Start of Dataset

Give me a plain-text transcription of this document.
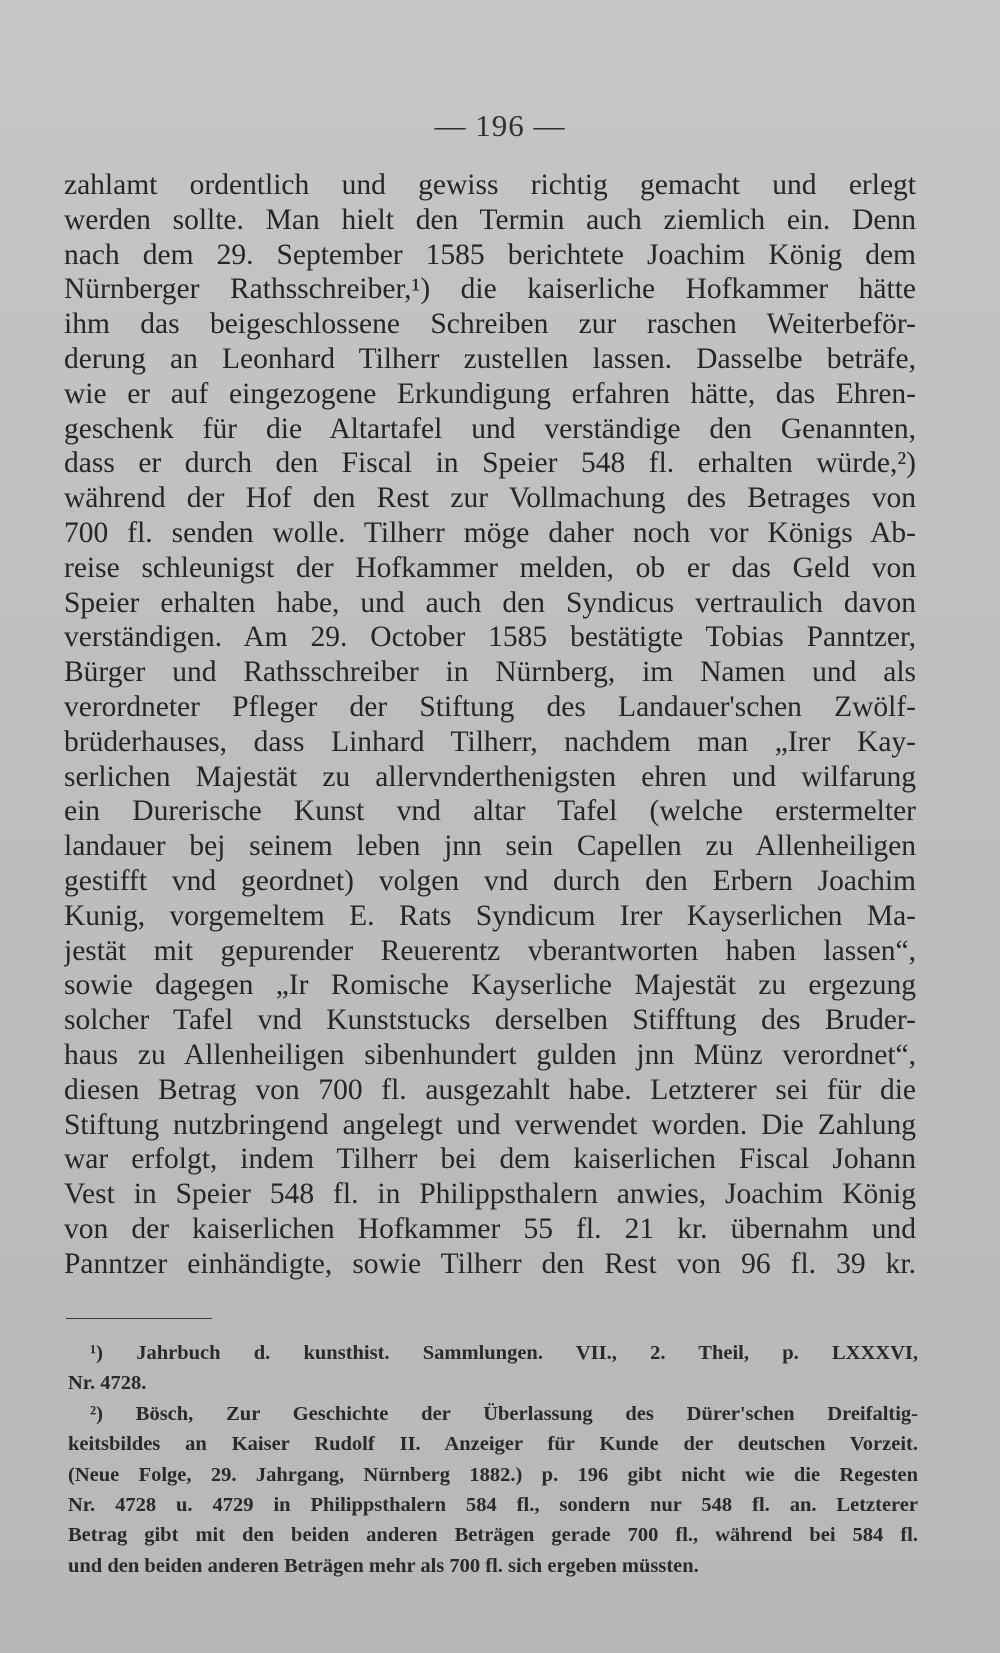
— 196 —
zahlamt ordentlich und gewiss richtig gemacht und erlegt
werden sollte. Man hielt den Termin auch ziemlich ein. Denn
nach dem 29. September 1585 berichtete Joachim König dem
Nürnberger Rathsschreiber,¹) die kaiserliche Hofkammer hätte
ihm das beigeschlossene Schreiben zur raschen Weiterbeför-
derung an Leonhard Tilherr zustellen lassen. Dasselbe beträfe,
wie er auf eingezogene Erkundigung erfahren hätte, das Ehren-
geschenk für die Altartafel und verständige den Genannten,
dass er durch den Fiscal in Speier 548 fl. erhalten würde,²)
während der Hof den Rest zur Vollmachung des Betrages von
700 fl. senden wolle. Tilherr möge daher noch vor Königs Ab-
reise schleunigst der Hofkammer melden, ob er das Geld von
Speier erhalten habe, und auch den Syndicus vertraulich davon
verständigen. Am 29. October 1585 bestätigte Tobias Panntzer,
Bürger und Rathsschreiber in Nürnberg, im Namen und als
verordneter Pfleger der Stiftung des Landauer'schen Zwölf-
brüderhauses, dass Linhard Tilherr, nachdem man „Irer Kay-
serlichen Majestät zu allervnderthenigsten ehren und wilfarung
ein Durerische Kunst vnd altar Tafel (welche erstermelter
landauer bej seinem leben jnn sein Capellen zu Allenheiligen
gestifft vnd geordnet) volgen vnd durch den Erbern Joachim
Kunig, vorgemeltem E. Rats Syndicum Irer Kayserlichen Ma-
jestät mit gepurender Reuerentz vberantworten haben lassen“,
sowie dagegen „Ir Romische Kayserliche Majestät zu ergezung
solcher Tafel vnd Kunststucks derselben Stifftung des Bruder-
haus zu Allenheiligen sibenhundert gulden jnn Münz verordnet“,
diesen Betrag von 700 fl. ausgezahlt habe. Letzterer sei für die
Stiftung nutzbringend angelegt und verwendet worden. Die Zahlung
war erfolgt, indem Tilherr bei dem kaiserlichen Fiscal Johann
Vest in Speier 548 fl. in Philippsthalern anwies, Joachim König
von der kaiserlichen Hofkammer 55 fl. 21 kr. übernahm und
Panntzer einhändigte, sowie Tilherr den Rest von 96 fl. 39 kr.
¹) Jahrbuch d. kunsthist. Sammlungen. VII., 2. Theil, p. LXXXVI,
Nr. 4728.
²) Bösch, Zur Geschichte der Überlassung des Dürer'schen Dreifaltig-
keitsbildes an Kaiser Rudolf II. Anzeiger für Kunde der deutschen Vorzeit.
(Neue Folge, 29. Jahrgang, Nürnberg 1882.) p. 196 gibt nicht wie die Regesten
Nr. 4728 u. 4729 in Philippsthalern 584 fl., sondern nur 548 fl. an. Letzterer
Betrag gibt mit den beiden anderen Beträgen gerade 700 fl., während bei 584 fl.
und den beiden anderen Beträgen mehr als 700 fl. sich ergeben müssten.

End of Dataset
Start of Dataset

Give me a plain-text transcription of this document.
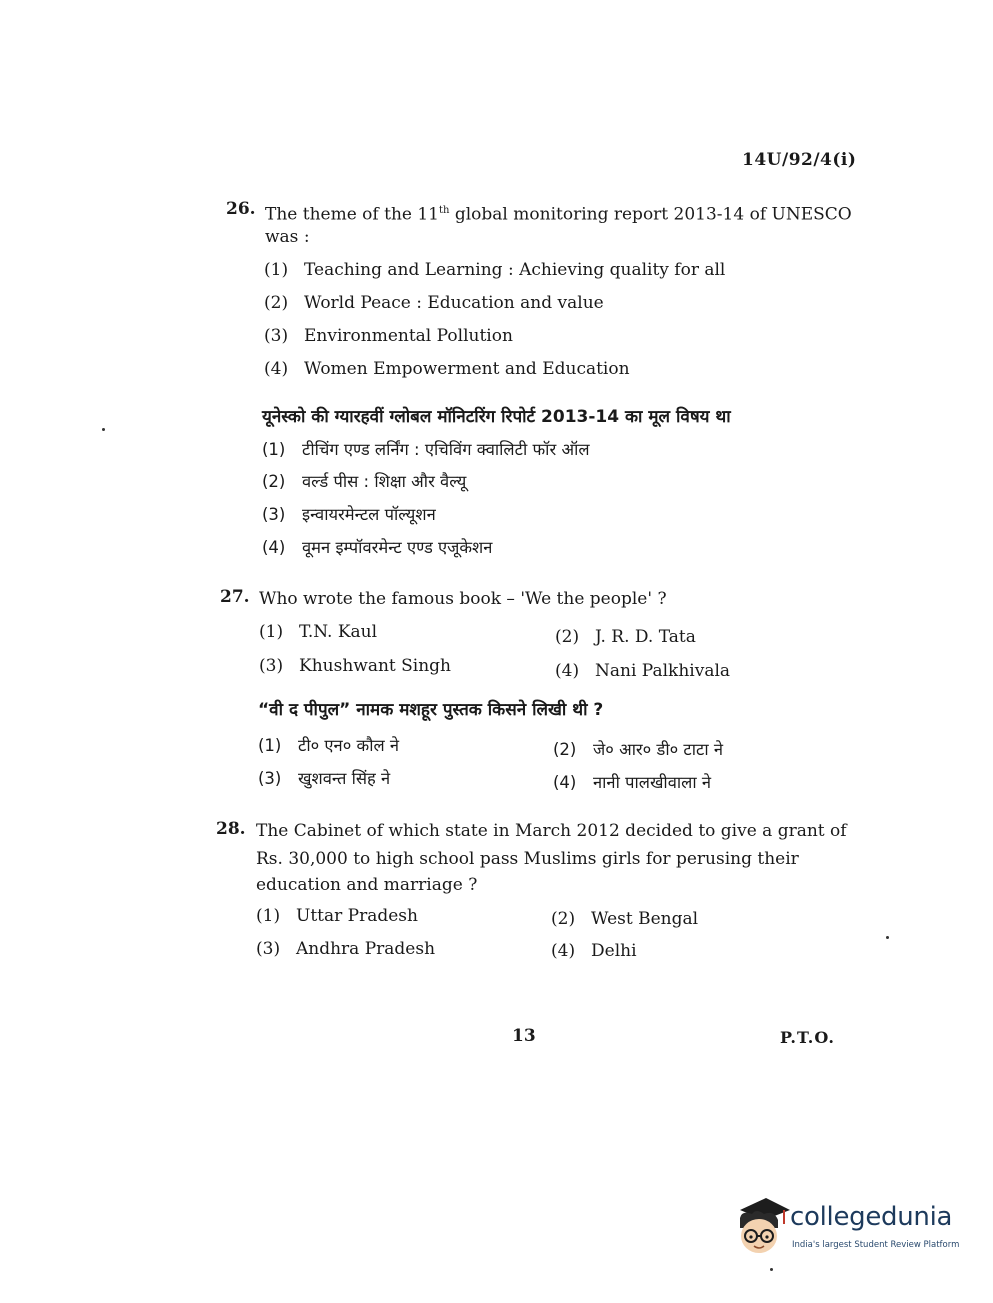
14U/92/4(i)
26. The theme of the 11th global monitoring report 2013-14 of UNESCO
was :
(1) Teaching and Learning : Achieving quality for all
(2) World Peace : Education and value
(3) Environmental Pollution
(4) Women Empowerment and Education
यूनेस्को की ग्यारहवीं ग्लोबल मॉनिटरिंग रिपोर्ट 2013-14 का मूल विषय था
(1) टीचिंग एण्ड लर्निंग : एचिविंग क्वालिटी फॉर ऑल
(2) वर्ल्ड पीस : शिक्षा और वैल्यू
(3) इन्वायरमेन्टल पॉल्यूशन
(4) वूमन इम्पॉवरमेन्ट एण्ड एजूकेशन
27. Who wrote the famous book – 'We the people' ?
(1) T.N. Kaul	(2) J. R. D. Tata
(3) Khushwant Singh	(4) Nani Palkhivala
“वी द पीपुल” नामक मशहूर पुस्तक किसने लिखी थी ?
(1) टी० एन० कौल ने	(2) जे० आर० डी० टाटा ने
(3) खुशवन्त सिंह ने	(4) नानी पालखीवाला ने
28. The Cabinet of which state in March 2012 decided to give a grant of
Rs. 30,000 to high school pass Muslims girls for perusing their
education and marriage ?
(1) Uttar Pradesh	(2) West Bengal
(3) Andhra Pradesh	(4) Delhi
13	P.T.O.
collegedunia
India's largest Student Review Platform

End of Dataset
Start of Dataset

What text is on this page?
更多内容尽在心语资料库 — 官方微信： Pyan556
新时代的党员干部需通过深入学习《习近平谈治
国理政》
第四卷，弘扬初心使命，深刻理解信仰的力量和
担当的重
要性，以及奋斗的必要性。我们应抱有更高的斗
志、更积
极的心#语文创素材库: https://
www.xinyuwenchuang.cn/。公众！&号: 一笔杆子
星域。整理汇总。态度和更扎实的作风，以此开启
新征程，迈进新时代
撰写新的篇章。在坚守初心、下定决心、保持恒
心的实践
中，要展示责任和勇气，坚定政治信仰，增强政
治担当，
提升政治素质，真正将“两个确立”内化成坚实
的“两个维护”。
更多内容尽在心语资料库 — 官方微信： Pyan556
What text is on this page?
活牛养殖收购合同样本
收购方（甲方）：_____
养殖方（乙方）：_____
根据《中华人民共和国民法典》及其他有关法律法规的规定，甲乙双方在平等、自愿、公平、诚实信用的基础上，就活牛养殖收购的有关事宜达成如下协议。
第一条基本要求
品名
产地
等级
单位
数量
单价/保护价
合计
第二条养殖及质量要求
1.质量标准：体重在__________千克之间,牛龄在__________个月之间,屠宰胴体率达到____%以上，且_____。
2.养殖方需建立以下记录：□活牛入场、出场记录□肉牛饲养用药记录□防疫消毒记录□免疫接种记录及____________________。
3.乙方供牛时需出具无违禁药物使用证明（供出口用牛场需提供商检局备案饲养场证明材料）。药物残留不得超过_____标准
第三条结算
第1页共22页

End of Dataset

> [What is expected] In the records above, find each line with the word "Joachim" and copy it.

> [Reply]
nach dem 29. September 1585 berichtete Joachim König dem
gestifft vnd geordnet) volgen vnd durch den Erbern Joachim
Vest in Speier 548 fl. in Philippsthalern anwies, Joachim König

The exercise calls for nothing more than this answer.